▸ DIRECTION:
Omit every picture and write out the rest of the records exactly.

** Start DATA EXTRACT **

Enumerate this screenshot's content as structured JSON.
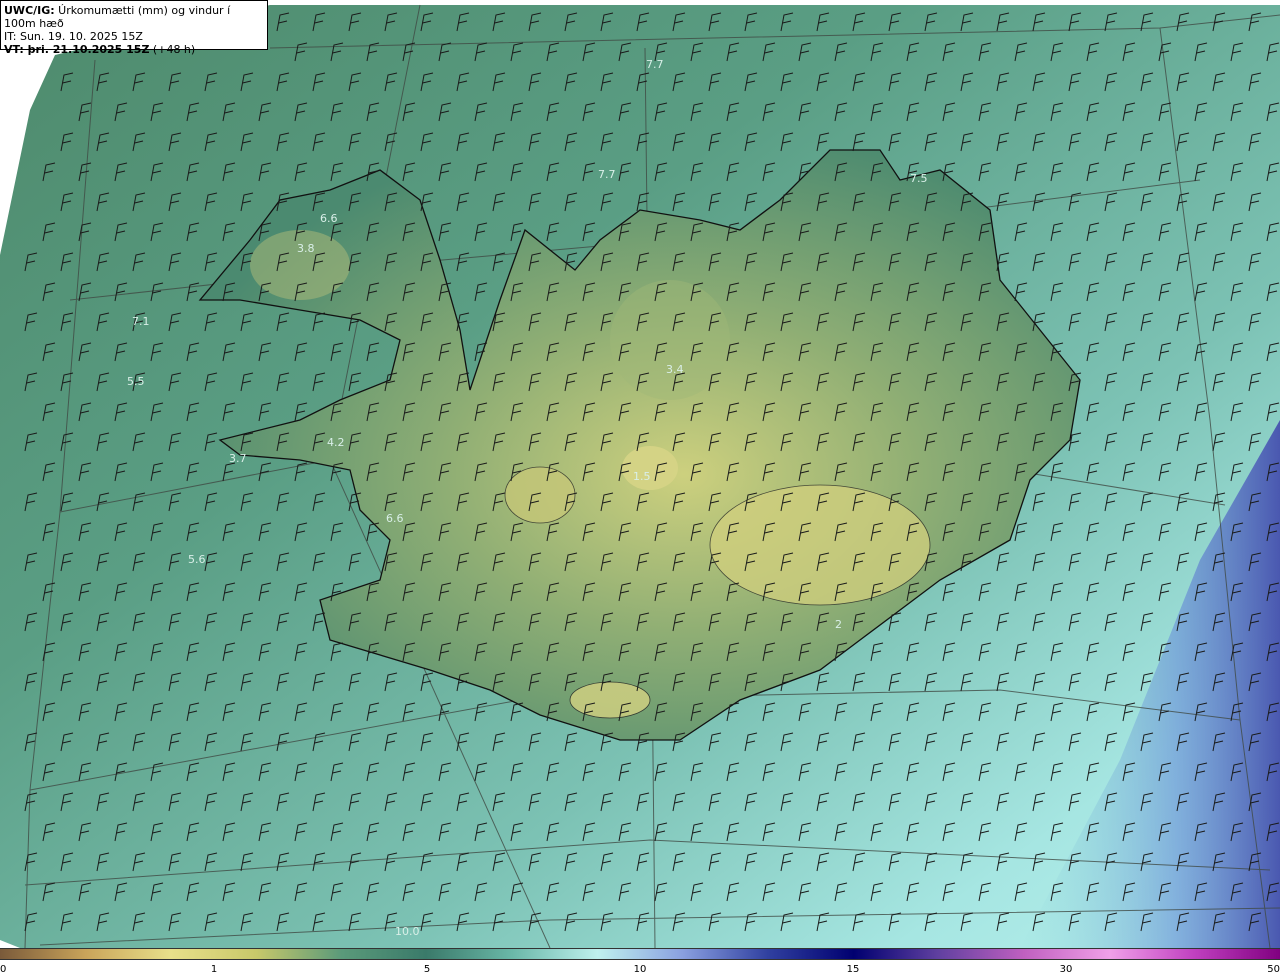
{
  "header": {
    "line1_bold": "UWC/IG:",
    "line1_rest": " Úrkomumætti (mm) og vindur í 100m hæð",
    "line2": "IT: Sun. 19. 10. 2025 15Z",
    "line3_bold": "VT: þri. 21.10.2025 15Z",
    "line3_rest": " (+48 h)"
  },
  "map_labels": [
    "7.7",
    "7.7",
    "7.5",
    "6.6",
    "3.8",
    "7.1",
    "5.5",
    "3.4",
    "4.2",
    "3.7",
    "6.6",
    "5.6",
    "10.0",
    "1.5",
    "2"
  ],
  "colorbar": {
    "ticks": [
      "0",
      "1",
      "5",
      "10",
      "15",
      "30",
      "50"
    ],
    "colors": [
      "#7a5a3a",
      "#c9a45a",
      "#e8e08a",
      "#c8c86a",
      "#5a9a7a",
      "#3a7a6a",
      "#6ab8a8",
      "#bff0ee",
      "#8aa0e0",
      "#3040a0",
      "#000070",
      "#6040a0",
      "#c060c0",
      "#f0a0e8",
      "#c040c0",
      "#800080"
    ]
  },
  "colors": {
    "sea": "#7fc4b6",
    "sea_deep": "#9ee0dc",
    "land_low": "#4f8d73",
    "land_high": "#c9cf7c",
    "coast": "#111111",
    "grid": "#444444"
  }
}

** End DATA EXTRACT **

▸ TASK OUTPUT:
Enumerate this screenshot's content as structured JSON.
{
  "header": {
    "line1_bold": "UWC/IG:",
    "line1_rest": " Úrkomumætti (mm) og vindur í 100m hæð",
    "line2": "IT: Sun. 19. 10. 2025 15Z",
    "line3_bold": "VT: þri. 21.10.2025 15Z",
    "line3_rest": " (+48 h)"
  },
  "map_labels": [
    "7.7",
    "7.7",
    "7.5",
    "6.6",
    "3.8",
    "7.1",
    "5.5",
    "3.4",
    "4.2",
    "3.7",
    "6.6",
    "5.6",
    "10.0",
    "1.5",
    "2"
  ],
  "colorbar": {
    "ticks": [
      "0",
      "1",
      "5",
      "10",
      "15",
      "30",
      "50"
    ],
    "colors": [
      "#7a5a3a",
      "#c9a45a",
      "#e8e08a",
      "#c8c86a",
      "#5a9a7a",
      "#3a7a6a",
      "#6ab8a8",
      "#bff0ee",
      "#8aa0e0",
      "#3040a0",
      "#000070",
      "#6040a0",
      "#c060c0",
      "#f0a0e8",
      "#c040c0",
      "#800080"
    ]
  },
  "colors": {
    "sea": "#7fc4b6",
    "sea_deep": "#9ee0dc",
    "land_low": "#4f8d73",
    "land_high": "#c9cf7c",
    "coast": "#111111",
    "grid": "#444444"
  }
}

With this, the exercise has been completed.